Short task: Copy out the entries word for word, everything from the first line down to the line containing "subject-line: О внесении", with both of those lines included.

Rows from a layout dataset:
+ + +

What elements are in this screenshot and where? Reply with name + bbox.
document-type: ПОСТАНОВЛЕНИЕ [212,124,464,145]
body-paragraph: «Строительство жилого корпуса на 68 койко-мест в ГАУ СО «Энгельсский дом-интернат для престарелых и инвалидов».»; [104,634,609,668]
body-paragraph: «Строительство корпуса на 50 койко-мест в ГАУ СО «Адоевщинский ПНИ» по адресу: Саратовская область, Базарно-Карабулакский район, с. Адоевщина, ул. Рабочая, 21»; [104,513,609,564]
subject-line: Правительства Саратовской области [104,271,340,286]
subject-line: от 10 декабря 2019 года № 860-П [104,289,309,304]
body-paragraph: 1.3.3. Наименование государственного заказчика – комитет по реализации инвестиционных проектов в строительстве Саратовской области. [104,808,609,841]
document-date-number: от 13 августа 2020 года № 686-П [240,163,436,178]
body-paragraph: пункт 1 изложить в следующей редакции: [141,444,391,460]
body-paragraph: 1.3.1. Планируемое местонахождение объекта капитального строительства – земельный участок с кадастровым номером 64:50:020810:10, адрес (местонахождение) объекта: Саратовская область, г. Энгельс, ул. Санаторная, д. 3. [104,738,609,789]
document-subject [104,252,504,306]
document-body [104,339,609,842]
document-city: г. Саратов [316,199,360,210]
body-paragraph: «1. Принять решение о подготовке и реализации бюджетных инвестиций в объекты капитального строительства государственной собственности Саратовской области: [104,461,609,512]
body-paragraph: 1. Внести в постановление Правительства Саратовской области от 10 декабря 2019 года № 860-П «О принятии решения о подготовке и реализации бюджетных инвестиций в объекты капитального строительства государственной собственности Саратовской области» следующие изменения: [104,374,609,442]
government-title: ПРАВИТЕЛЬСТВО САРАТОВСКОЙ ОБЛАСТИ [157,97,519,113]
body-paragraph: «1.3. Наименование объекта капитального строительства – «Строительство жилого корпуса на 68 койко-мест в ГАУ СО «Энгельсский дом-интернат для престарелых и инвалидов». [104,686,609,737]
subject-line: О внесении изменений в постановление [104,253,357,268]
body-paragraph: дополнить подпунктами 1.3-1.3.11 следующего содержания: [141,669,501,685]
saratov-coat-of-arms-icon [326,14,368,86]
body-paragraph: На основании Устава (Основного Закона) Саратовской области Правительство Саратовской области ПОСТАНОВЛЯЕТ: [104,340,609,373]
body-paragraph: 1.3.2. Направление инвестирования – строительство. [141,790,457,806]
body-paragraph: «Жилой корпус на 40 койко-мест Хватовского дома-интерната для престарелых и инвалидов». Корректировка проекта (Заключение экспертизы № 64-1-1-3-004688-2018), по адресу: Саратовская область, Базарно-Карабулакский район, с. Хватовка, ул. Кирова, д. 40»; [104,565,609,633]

+ + +

Full solution:
What elements are in this screenshot and where? Reply with name + bbox.
document-type: ПОСТАНОВЛЕНИЕ [212,124,464,145]
body-paragraph: «Строительство жилого корпуса на 68 койко-мест в ГАУ СО «Энгельсский дом-интернат для престарелых и инвалидов».»; [104,634,609,668]
body-paragraph: «Строительство корпуса на 50 койко-мест в ГАУ СО «Адоевщинский ПНИ» по адресу: Саратовская область, Базарно-Карабулакский район, с. Адоевщина, ул. Рабочая, 21»; [104,513,609,564]
subject-line: Правительства Саратовской области [104,271,340,286]
subject-line: от 10 декабря 2019 года № 860-П [104,289,309,304]
body-paragraph: 1.3.3. Наименование государственного заказчика – комитет по реализации инвестиционных проектов в строительстве Саратовской области. [104,808,609,841]
document-date-number: от 13 августа 2020 года № 686-П [240,163,436,178]
body-paragraph: пункт 1 изложить в следующей редакции: [141,444,391,460]
body-paragraph: 1.3.1. Планируемое местонахождение объекта капитального строительства – земельный участок с кадастровым номером 64:50:020810:10, адрес (местонахождение) объекта: Саратовская область, г. Энгельс, ул. Санаторная, д. 3. [104,738,609,789]
document-subject [104,252,504,306]
document-body [104,339,609,842]
document-city: г. Саратов [316,199,360,210]
body-paragraph: «1. Принять решение о подготовке и реализации бюджетных инвестиций в объекты капитального строительства государственной собственности Саратовской области: [104,461,609,512]
body-paragraph: 1. Внести в постановление Правительства Саратовской области от 10 декабря 2019 года № 860-П «О принятии решения о подготовке и реализации бюджетных инвестиций в объекты капитального строительства государственной собственности Саратовской области» следующие изменения: [104,374,609,442]
government-title: ПРАВИТЕЛЬСТВО САРАТОВСКОЙ ОБЛАСТИ [157,97,519,113]
body-paragraph: «1.3. Наименование объекта капитального строительства – «Строительство жилого корпуса на 68 койко-мест в ГАУ СО «Энгельсский дом-интернат для престарелых и инвалидов». [104,686,609,737]
subject-line: О внесении изменений в постановление [104,253,357,268]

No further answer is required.